* TASK STATEMENT *
Locate every line in the records below that contains the word "title", and copy each one.

* Source data *
···

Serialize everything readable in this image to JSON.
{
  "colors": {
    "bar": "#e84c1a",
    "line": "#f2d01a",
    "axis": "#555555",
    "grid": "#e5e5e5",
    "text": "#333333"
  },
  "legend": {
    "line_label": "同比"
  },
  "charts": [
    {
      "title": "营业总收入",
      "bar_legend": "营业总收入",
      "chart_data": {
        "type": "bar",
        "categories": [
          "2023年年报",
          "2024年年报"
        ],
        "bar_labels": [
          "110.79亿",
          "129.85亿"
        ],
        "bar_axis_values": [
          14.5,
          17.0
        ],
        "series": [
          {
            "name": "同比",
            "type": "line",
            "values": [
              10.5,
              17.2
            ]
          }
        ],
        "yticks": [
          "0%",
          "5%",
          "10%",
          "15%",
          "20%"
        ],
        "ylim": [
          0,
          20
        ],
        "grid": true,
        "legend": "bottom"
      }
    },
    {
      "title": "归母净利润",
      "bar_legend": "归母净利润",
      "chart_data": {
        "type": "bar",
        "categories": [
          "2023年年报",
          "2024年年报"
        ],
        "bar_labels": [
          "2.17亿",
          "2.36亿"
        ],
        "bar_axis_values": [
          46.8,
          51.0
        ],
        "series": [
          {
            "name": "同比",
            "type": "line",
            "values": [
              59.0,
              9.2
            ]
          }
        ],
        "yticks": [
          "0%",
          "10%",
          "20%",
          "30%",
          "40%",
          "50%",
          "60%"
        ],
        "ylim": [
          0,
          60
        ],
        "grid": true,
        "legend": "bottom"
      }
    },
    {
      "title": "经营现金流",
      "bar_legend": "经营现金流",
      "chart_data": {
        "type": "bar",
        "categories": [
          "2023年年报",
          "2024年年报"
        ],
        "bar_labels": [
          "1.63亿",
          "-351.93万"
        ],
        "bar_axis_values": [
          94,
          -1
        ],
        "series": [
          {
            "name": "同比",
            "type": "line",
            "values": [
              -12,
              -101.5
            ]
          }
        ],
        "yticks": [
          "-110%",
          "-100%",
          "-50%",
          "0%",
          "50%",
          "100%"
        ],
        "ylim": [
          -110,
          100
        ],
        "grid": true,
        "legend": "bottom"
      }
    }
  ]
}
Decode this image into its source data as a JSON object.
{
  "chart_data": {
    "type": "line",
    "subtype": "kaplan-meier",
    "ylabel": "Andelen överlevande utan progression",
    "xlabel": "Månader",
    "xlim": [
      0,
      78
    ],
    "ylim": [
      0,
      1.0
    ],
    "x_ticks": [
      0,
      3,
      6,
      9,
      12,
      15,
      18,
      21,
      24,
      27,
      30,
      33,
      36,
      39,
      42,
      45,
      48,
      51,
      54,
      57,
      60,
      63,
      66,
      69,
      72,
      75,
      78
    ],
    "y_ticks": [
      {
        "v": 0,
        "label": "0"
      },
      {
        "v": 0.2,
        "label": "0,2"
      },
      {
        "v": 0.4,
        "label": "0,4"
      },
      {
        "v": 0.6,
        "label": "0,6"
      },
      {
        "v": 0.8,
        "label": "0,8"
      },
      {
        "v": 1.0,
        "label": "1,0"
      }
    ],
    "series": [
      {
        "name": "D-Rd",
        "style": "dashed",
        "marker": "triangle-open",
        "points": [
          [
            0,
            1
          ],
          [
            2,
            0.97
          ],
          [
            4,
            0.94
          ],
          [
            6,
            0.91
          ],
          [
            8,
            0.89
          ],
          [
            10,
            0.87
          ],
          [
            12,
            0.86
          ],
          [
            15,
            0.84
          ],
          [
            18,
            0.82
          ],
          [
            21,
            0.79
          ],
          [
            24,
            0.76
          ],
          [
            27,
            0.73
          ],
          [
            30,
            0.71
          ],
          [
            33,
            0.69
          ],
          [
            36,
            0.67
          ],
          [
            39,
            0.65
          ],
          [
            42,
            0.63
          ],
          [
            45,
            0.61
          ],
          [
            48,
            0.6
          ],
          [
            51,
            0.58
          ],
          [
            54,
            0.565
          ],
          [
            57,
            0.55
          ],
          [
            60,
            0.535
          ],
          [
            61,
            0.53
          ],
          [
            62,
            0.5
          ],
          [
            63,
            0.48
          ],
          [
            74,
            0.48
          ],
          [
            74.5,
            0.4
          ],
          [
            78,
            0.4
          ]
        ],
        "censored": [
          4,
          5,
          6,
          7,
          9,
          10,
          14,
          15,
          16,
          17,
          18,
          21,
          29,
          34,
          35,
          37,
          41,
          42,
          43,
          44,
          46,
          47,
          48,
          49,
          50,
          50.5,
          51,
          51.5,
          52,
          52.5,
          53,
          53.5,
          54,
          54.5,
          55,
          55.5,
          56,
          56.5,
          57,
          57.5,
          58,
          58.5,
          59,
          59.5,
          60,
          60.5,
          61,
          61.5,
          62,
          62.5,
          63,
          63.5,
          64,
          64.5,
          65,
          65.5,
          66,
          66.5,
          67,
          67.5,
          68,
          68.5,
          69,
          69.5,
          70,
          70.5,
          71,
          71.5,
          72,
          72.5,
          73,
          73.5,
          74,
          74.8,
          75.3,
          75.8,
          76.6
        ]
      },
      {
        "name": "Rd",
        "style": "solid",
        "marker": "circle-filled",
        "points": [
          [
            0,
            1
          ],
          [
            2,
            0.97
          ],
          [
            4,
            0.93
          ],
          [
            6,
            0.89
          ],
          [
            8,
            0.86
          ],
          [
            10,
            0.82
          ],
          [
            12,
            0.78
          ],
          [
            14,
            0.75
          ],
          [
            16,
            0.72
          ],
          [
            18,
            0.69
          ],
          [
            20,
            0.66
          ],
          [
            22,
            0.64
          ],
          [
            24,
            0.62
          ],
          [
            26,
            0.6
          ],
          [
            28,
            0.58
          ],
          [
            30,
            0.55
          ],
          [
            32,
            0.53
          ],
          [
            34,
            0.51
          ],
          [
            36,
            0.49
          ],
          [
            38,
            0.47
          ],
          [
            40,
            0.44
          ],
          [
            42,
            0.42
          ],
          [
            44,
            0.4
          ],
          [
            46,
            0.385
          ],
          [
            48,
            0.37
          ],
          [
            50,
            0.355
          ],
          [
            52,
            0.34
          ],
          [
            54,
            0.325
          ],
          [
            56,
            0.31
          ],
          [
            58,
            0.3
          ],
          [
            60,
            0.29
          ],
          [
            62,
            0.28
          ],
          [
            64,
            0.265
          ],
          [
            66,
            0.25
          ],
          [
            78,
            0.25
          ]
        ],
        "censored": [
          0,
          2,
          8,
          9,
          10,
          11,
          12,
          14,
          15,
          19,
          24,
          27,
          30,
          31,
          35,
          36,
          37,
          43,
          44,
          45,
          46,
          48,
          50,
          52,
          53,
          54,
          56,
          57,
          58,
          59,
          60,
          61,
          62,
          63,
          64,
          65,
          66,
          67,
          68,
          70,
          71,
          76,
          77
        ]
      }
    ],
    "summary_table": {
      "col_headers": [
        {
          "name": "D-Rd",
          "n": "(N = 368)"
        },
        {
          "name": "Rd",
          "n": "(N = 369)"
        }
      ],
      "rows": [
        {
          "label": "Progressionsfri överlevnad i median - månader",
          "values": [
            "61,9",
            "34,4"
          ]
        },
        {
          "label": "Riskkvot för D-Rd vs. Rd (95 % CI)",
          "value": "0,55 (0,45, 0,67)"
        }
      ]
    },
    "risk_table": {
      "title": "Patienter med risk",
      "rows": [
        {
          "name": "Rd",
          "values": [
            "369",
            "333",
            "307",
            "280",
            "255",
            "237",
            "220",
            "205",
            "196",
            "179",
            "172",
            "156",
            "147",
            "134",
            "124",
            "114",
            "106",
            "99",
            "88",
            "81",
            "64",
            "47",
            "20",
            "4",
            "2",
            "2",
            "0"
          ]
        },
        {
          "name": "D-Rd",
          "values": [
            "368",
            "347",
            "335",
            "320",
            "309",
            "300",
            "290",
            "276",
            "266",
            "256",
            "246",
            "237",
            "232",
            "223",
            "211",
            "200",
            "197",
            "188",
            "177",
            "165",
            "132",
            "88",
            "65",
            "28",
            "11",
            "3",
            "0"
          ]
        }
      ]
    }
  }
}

···

* EXERCISE ANSWER *
      "title": "营业总收入",
      "title": "归母净利润",
      "title": "经营现金流",
      "title": "Patienter med risk",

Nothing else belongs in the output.